**WHAT THIS TASK INVOLVES**
Write every record out again exactly as given.

**RECORDS SUPPLIED**
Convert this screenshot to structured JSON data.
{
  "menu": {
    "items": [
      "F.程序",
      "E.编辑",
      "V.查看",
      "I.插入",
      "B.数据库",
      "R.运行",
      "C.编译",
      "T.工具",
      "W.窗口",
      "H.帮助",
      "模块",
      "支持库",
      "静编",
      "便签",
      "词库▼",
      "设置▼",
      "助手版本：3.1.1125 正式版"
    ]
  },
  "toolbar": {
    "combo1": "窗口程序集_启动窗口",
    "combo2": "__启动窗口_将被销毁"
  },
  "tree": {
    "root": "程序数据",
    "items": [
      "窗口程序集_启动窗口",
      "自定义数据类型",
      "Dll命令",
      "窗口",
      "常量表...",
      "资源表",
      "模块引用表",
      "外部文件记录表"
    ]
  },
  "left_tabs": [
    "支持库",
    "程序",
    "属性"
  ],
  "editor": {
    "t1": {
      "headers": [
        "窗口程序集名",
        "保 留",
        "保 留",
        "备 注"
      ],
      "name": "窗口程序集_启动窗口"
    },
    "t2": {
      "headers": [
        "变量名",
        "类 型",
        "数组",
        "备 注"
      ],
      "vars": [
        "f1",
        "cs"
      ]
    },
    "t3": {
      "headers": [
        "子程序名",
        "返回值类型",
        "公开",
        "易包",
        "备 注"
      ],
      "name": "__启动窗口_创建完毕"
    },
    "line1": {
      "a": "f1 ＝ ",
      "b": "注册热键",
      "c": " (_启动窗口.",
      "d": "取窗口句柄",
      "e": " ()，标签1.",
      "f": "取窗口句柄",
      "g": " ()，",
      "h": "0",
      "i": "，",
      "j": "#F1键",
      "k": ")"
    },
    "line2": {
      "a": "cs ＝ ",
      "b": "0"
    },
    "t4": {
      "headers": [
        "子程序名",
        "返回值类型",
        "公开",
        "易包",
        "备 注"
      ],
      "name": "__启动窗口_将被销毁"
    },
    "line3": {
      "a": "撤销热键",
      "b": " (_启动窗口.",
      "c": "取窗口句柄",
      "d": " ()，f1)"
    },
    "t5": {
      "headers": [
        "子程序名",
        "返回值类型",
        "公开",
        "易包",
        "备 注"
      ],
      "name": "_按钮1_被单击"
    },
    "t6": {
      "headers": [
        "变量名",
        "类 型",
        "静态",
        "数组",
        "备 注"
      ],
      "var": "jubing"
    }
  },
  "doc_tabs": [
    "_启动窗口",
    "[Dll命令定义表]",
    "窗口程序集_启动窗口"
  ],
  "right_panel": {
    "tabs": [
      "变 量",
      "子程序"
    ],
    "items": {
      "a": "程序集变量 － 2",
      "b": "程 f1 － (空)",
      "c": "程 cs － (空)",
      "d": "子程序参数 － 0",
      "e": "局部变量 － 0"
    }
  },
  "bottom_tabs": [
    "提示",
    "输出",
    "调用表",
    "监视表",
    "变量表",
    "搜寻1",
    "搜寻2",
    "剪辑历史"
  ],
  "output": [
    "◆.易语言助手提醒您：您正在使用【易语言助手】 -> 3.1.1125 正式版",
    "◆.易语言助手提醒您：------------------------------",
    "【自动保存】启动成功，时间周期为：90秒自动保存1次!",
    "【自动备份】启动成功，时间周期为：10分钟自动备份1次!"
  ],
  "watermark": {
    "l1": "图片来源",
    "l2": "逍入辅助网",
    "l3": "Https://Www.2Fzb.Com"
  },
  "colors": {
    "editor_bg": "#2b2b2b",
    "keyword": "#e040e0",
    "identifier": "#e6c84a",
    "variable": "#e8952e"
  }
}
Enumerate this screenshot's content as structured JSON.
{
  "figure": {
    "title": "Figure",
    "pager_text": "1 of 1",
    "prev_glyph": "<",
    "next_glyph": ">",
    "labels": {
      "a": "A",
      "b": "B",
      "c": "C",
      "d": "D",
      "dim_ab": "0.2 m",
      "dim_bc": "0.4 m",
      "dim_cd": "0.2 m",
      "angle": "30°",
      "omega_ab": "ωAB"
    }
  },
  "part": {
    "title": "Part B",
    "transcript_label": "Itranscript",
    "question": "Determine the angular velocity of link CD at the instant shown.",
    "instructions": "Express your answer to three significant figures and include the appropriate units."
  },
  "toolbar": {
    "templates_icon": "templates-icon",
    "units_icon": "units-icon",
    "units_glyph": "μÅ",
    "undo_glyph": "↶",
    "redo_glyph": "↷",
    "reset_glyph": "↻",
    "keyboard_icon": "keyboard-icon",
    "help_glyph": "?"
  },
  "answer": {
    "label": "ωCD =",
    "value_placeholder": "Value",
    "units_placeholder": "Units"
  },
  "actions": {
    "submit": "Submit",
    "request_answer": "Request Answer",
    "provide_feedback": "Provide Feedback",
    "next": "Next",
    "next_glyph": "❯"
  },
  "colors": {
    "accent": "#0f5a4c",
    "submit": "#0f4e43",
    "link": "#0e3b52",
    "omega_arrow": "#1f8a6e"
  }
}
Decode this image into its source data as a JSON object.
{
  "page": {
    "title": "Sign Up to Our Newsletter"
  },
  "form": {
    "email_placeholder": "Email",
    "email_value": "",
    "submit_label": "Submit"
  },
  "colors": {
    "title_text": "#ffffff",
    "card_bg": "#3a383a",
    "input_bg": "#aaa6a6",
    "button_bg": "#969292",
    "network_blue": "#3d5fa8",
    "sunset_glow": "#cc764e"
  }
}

**TASK RESPONSE**
Convert this screenshot to structured JSON data.
{
  "menu": {
    "items": [
      "F.程序",
      "E.编辑",
      "V.查看",
      "I.插入",
      "B.数据库",
      "R.运行",
      "C.编译",
      "T.工具",
      "W.窗口",
      "H.帮助",
      "模块",
      "支持库",
      "静编",
      "便签",
      "词库▼",
      "设置▼",
      "助手版本：3.1.1125 正式版"
    ]
  },
  "toolbar": {
    "combo1": "窗口程序集_启动窗口",
    "combo2": "__启动窗口_将被销毁"
  },
  "tree": {
    "root": "程序数据",
    "items": [
      "窗口程序集_启动窗口",
      "自定义数据类型",
      "Dll命令",
      "窗口",
      "常量表...",
      "资源表",
      "模块引用表",
      "外部文件记录表"
    ]
  },
  "left_tabs": [
    "支持库",
    "程序",
    "属性"
  ],
  "editor": {
    "t1": {
      "headers": [
        "窗口程序集名",
        "保 留",
        "保 留",
        "备 注"
      ],
      "name": "窗口程序集_启动窗口"
    },
    "t2": {
      "headers": [
        "变量名",
        "类 型",
        "数组",
        "备 注"
      ],
      "vars": [
        "f1",
        "cs"
      ]
    },
    "t3": {
      "headers": [
        "子程序名",
        "返回值类型",
        "公开",
        "易包",
        "备 注"
      ],
      "name": "__启动窗口_创建完毕"
    },
    "line1": {
      "a": "f1 ＝ ",
      "b": "注册热键",
      "c": " (_启动窗口.",
      "d": "取窗口句柄",
      "e": " ()，标签1.",
      "f": "取窗口句柄",
      "g": " ()，",
      "h": "0",
      "i": "，",
      "j": "#F1键",
      "k": ")"
    },
    "line2": {
      "a": "cs ＝ ",
      "b": "0"
    },
    "t4": {
      "headers": [
        "子程序名",
        "返回值类型",
        "公开",
        "易包",
        "备 注"
      ],
      "name": "__启动窗口_将被销毁"
    },
    "line3": {
      "a": "撤销热键",
      "b": " (_启动窗口.",
      "c": "取窗口句柄",
      "d": " ()，f1)"
    },
    "t5": {
      "headers": [
        "子程序名",
        "返回值类型",
        "公开",
        "易包",
        "备 注"
      ],
      "name": "_按钮1_被单击"
    },
    "t6": {
      "headers": [
        "变量名",
        "类 型",
        "静态",
        "数组",
        "备 注"
      ],
      "var": "jubing"
    }
  },
  "doc_tabs": [
    "_启动窗口",
    "[Dll命令定义表]",
    "窗口程序集_启动窗口"
  ],
  "right_panel": {
    "tabs": [
      "变 量",
      "子程序"
    ],
    "items": {
      "a": "程序集变量 － 2",
      "b": "程 f1 － (空)",
      "c": "程 cs － (空)",
      "d": "子程序参数 － 0",
      "e": "局部变量 － 0"
    }
  },
  "bottom_tabs": [
    "提示",
    "输出",
    "调用表",
    "监视表",
    "变量表",
    "搜寻1",
    "搜寻2",
    "剪辑历史"
  ],
  "output": [
    "◆.易语言助手提醒您：您正在使用【易语言助手】 -> 3.1.1125 正式版",
    "◆.易语言助手提醒您：------------------------------",
    "【自动保存】启动成功，时间周期为：90秒自动保存1次!",
    "【自动备份】启动成功，时间周期为：10分钟自动备份1次!"
  ],
  "watermark": {
    "l1": "图片来源",
    "l2": "逍入辅助网",
    "l3": "Https://Www.2Fzb.Com"
  },
  "colors": {
    "editor_bg": "#2b2b2b",
    "keyword": "#e040e0",
    "identifier": "#e6c84a",
    "variable": "#e8952e"
  }
}
Enumerate this screenshot's content as structured JSON.
{
  "figure": {
    "title": "Figure",
    "pager_text": "1 of 1",
    "prev_glyph": "<",
    "next_glyph": ">",
    "labels": {
      "a": "A",
      "b": "B",
      "c": "C",
      "d": "D",
      "dim_ab": "0.2 m",
      "dim_bc": "0.4 m",
      "dim_cd": "0.2 m",
      "angle": "30°",
      "omega_ab": "ωAB"
    }
  },
  "part": {
    "title": "Part B",
    "transcript_label": "Itranscript",
    "question": "Determine the angular velocity of link CD at the instant shown.",
    "instructions": "Express your answer to three significant figures and include the appropriate units."
  },
  "toolbar": {
    "templates_icon": "templates-icon",
    "units_icon": "units-icon",
    "units_glyph": "μÅ",
    "undo_glyph": "↶",
    "redo_glyph": "↷",
    "reset_glyph": "↻",
    "keyboard_icon": "keyboard-icon",
    "help_glyph": "?"
  },
  "answer": {
    "label": "ωCD =",
    "value_placeholder": "Value",
    "units_placeholder": "Units"
  },
  "actions": {
    "submit": "Submit",
    "request_answer": "Request Answer",
    "provide_feedback": "Provide Feedback",
    "next": "Next",
    "next_glyph": "❯"
  },
  "colors": {
    "accent": "#0f5a4c",
    "submit": "#0f4e43",
    "link": "#0e3b52",
    "omega_arrow": "#1f8a6e"
  }
}
Decode this image into its source data as a JSON object.
{
  "page": {
    "title": "Sign Up to Our Newsletter"
  },
  "form": {
    "email_placeholder": "Email",
    "email_value": "",
    "submit_label": "Submit"
  },
  "colors": {
    "title_text": "#ffffff",
    "card_bg": "#3a383a",
    "input_bg": "#aaa6a6",
    "button_bg": "#969292",
    "network_blue": "#3d5fa8",
    "sunset_glow": "#cc764e"
  }
}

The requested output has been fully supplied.